Is there anything good about being "conservative?"

I wouldn’t say sceptical. I don’t see the Tories big tent approach as a bad thing in a two party system. It means the party can rapidly adapt and the leader cannot rule by decree. (Even Thatcher always had to keep an eye out for rebellions, and one got her in the end).

Thanks for posting this one, I really enjoyed reading it. Even if you’re not much into British politics, there’s plenty in here of interest. A couple bits I liked particularly:

This is a nice little reminder of how hard it is to make strategic decisions in politics. You’re open to criticism no matter which way you go. Requires strong leadership to be willing to make the choices, and strong PR to justify those choices to the public.

I think this analysis is spot-on in terms of tying the realities of economic inequality to pessimism about the future and then to populist politics. The one additional thing I’d add here is that the politics are populist in name only, at least in the USA. They talk a populist line, but deliver elitist policy.

_DATASET ENTRIES_
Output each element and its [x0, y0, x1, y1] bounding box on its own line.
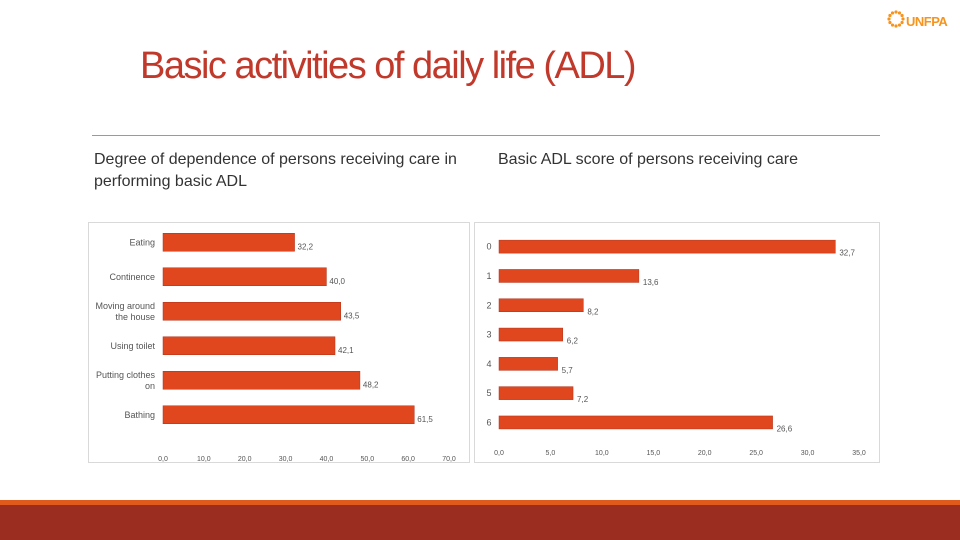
- category-label: 0: [486, 242, 491, 252]
- category-label: Putting clothes: [96, 370, 156, 380]
- tick-label: 25,0: [749, 450, 763, 457]
- category-label: Eating: [129, 237, 155, 247]
- category-label: Moving around: [95, 301, 155, 311]
- category-label: on: [145, 381, 155, 391]
- tick-label: 30,0: [279, 456, 293, 462]
- logo-dot: [894, 24, 898, 28]
- un-emblem-icon: [887, 10, 905, 28]
- chart-right-title: Basic ADL score of persons receiving car…: [498, 151, 798, 168]
- tick-label: 20,0: [238, 456, 252, 462]
- logo-dot: [890, 11, 895, 15]
- value-label: 26,6: [777, 424, 793, 433]
- bar: [162, 302, 341, 321]
- value-label: 42,1: [338, 346, 354, 355]
- bar: [498, 386, 574, 400]
- tick-label: 50,0: [360, 456, 374, 462]
- chart-left-title: Degree of dependence of persons receivin…: [94, 151, 457, 190]
- category-label: 4: [486, 359, 491, 369]
- value-label: 40,0: [329, 277, 345, 286]
- category-label: 3: [486, 330, 491, 340]
- category-label: Using toilet: [110, 341, 155, 351]
- category-label: the house: [115, 312, 155, 322]
- logo-text: UNFPA: [906, 14, 948, 29]
- unfpa-logo: UNFPA: [886, 6, 952, 36]
- logo-dot: [887, 17, 891, 21]
- value-label: 8,2: [587, 307, 599, 316]
- footer-accent-stripe: [0, 500, 960, 505]
- category-label: 5: [486, 388, 491, 398]
- logo-dot: [888, 13, 892, 18]
- value-label: 48,2: [363, 380, 379, 389]
- tick-label: 30,0: [801, 450, 815, 457]
- footer-band: [0, 500, 960, 540]
- tick-label: 60,0: [401, 456, 415, 462]
- bar: [498, 357, 558, 371]
- adl-score-bar-chart: 0 32,7 1 13,6 2 8,2 3 6,2 4 5,7 5 7,2 6 26,6 0,0 5,0 10,…: [474, 222, 880, 463]
- bar: [498, 269, 640, 283]
- bar: [162, 371, 361, 390]
- title-divider: [92, 135, 880, 136]
- bar: [498, 298, 584, 312]
- tick-label: 35,0: [852, 450, 866, 457]
- logo-dot: [901, 17, 905, 21]
- value-label: 43,5: [344, 311, 360, 320]
- value-label: 6,2: [567, 337, 579, 346]
- bar: [162, 233, 295, 252]
- logo-dot: [900, 13, 904, 18]
- bar: [162, 267, 327, 286]
- tick-label: 40,0: [320, 456, 334, 462]
- tick-label: 15,0: [646, 450, 660, 457]
- value-label: 61,5: [417, 415, 433, 424]
- logo-dot: [900, 20, 904, 25]
- category-label: 6: [486, 417, 491, 427]
- bar: [498, 415, 773, 430]
- bar: [162, 405, 415, 424]
- logo-dot: [897, 23, 902, 27]
- category-label: 2: [486, 300, 491, 310]
- page-title: Basic activities of daily life (ADL): [140, 45, 637, 87]
- category-label: Continence: [109, 272, 155, 282]
- tick-label: 70,0: [442, 456, 456, 462]
- value-label: 32,2: [298, 242, 314, 251]
- dependence-bar-chart: Eating 32,2 Continence 40,0 Moving around the…: [88, 222, 470, 463]
- logo-dot: [888, 20, 892, 25]
- tick-label: 0,0: [494, 450, 504, 457]
- logo-dot: [894, 10, 898, 14]
- bar: [498, 327, 564, 342]
- bar: [498, 239, 836, 254]
- tick-label: 20,0: [698, 450, 712, 457]
- tick-label: 5,0: [546, 450, 556, 457]
- category-label: Bathing: [124, 410, 155, 420]
- logo-dot: [897, 11, 902, 15]
- tick-label: 10,0: [595, 450, 609, 457]
- logo-dot: [890, 23, 895, 27]
- value-label: 13,6: [643, 278, 659, 287]
- value-label: 5,7: [562, 366, 574, 375]
- bar: [162, 336, 336, 355]
- tick-label: 10,0: [197, 456, 211, 462]
- value-label: 32,7: [839, 249, 855, 258]
- value-label: 7,2: [577, 395, 589, 404]
- tick-label: 0,0: [158, 456, 168, 462]
- category-label: 1: [486, 271, 491, 281]
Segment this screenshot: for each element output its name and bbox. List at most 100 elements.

_EXERCISES_
- 1) In the discussion about being conservative, what does the Tories' big tent approach allow, according to the first comment?
- 2) Pick up the discussion about being conservative after its final sentence and keep it going.

_RESPONSES IN ORDER_
- 1) It lets the party adapt rapidly and means the leader cannot rule by decree.

- 2)
Again, spot-on, both in terms of loss of local institutions and increased political polarization. I think a lot of local community is disappearing as a result of two things: economic weakness for the working class and the ability to get your social interactions elsewhere (Internet, mass media). And I don’t think the political polarization part needs any further comment.

What’s fascinating - and maybe you know this - is that Nick Timothy is not in good standing with much of the party. Part of that is (it is claimed) he had a great deal of responsibility for the pretty awful Tory campaign in this year’s GE, but also many of his ideas (which found their way, to much surprise of many Tory party members) into the manifesto he wrote.

There is much I like about Nick Timothy’s article too, even the parts I disagree with are quite interesting. In fact, it’s really the implementation of Nick Timothy’s politics in the form of Mayism that I think I dislike! But what’s really surprising to me is that what he makes sound obvious and core to conservative belief is really disliked by much of the Conservative party right now.

Anyway, glad you got something out of it.

Same is true for our “conservatives”…really the far-right wingnuts that have taken over the Republican party…on this side of the pond. They have very little truck with true conservative values.

I think there’s plenty of scope for argument that Timothy’s conservatism was jettisoned long ago. It really pre-dates Thatcher.

What today’s Conservative party are doing is anyone’s guess. “Fuck business” is the impromptu slogan thanks to the foreign secretary, and maybe that sums it up.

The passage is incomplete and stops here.